# start of Supplied information
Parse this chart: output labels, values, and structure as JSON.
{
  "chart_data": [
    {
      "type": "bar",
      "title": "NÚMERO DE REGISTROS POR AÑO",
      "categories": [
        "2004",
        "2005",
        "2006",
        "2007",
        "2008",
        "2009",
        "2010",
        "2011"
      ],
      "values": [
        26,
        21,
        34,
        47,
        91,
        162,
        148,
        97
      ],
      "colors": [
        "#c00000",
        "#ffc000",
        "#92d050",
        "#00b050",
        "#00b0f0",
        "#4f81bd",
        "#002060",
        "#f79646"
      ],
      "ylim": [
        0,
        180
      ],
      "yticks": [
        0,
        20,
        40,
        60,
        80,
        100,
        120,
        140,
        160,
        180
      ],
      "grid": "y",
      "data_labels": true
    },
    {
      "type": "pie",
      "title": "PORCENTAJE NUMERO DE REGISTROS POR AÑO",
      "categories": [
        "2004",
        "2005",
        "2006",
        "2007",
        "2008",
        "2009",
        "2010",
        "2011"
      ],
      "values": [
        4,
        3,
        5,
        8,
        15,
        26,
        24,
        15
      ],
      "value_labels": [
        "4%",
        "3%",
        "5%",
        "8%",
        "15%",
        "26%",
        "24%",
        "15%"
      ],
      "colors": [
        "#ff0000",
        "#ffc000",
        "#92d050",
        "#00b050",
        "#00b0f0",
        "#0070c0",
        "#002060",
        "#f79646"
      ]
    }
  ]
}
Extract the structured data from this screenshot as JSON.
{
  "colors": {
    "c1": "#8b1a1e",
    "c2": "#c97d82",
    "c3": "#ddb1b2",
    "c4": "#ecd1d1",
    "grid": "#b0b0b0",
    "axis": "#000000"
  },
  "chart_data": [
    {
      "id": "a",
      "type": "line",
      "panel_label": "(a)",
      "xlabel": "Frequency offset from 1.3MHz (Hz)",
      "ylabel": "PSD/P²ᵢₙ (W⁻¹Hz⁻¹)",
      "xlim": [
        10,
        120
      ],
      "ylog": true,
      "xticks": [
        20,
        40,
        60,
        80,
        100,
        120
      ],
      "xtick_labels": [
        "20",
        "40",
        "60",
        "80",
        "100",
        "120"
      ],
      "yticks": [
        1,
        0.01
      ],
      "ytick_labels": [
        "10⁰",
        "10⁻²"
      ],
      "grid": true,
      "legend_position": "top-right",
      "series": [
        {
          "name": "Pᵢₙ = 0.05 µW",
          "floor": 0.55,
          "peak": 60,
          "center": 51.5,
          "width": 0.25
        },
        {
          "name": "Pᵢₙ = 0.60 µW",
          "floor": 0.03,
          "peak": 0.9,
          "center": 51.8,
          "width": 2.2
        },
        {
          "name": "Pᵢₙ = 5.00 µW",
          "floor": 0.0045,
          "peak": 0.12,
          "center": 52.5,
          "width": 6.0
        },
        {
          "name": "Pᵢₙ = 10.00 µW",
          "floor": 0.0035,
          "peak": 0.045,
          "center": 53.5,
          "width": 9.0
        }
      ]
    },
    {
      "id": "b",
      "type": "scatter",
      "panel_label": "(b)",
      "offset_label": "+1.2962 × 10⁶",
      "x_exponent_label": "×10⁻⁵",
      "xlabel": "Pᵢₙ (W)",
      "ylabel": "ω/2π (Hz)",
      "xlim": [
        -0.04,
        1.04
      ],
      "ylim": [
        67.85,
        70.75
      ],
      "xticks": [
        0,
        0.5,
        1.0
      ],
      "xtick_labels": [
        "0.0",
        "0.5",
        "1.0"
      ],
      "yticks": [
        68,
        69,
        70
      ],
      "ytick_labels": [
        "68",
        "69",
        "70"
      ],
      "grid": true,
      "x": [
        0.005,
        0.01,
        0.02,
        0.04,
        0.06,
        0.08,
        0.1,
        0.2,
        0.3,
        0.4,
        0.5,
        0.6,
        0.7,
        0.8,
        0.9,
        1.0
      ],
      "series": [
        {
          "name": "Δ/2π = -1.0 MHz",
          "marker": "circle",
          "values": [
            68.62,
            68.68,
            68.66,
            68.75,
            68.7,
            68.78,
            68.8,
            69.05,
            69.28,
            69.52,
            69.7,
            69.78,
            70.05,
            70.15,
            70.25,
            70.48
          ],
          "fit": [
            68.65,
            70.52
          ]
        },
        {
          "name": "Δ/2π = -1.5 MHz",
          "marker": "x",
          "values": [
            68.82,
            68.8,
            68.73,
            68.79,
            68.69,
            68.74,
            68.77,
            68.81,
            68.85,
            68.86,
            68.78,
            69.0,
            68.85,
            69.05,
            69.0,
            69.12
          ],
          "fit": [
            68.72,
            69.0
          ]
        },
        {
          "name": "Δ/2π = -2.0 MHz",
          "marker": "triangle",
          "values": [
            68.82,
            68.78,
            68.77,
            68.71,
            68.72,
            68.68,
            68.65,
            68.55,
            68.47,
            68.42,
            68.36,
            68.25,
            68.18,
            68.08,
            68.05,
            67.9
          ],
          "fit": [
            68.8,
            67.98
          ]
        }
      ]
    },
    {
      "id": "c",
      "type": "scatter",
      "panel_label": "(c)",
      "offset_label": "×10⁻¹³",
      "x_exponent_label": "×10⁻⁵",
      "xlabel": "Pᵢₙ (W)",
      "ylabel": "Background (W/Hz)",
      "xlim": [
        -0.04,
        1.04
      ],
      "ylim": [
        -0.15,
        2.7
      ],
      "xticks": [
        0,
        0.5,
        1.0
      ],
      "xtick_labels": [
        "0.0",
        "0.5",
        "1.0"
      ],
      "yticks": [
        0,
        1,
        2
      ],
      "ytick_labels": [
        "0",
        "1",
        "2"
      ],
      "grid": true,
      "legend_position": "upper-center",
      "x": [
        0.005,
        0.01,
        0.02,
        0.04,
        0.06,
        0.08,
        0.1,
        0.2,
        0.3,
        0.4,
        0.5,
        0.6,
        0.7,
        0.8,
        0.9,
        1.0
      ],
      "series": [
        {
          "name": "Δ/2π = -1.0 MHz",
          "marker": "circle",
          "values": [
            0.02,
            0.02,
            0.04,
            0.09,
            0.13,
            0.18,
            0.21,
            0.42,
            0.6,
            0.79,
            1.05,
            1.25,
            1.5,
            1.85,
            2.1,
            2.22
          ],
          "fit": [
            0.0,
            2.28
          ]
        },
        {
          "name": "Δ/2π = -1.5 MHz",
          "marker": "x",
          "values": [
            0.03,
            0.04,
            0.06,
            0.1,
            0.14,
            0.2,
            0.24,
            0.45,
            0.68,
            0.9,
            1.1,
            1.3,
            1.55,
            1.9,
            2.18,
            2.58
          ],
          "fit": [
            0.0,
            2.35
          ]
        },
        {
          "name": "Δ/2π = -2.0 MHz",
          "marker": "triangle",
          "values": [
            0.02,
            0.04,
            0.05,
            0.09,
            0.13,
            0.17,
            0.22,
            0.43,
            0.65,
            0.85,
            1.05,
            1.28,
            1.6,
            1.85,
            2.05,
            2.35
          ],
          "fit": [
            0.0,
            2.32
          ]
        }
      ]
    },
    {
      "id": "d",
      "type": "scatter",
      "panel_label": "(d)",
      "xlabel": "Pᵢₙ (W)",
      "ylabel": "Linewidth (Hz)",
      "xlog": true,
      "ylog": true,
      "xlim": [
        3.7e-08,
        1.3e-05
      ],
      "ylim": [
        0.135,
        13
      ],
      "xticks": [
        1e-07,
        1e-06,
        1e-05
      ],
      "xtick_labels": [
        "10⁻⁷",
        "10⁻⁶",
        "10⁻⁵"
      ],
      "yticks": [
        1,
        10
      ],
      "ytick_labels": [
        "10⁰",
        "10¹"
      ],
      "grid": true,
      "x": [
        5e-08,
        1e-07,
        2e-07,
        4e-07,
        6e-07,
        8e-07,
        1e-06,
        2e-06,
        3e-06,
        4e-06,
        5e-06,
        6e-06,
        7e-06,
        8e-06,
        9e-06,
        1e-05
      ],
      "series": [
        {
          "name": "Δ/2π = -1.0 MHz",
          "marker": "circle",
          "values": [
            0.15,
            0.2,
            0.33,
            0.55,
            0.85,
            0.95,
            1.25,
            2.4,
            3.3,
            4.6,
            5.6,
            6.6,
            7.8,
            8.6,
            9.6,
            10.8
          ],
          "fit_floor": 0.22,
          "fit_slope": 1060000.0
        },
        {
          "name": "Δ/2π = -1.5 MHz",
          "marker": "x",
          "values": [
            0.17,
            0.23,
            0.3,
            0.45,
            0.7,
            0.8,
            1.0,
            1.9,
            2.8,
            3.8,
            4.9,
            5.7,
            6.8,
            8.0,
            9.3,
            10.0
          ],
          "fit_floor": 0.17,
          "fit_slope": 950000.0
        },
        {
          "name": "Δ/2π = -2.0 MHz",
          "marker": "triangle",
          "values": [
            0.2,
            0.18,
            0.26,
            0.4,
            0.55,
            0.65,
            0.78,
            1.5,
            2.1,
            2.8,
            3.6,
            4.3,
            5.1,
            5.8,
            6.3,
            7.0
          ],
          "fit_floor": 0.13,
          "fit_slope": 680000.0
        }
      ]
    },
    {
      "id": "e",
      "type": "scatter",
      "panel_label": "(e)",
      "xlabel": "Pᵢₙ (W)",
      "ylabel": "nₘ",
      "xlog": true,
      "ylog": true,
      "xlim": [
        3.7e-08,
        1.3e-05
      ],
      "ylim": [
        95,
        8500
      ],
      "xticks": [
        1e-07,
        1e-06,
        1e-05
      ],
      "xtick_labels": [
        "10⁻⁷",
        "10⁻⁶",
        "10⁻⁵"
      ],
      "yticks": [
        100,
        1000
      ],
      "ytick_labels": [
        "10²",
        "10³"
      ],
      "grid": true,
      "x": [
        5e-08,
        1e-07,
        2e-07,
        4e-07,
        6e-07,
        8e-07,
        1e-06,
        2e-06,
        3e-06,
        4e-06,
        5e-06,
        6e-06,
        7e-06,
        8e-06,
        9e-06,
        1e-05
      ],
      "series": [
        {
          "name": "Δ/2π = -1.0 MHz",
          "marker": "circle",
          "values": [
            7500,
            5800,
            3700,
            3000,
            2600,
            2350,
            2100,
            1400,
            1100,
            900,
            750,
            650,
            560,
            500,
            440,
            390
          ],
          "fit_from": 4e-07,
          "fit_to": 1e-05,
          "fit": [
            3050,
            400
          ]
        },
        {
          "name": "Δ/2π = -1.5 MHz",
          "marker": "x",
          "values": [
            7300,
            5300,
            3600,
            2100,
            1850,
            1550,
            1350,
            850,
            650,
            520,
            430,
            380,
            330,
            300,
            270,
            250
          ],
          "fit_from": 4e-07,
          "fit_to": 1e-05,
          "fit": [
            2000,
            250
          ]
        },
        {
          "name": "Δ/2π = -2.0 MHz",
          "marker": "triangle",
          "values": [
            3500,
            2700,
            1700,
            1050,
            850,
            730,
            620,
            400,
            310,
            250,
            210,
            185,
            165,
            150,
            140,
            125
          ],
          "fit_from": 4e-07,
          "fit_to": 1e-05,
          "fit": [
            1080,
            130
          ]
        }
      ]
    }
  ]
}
# end of Supplied information
▶ [Task to complete] Search the lines for "this". Copy each line that has it.

▶ [The result]
Parse this chart: output labels, values, and structure as JSON.
Extract the structured data from this screenshot as JSON.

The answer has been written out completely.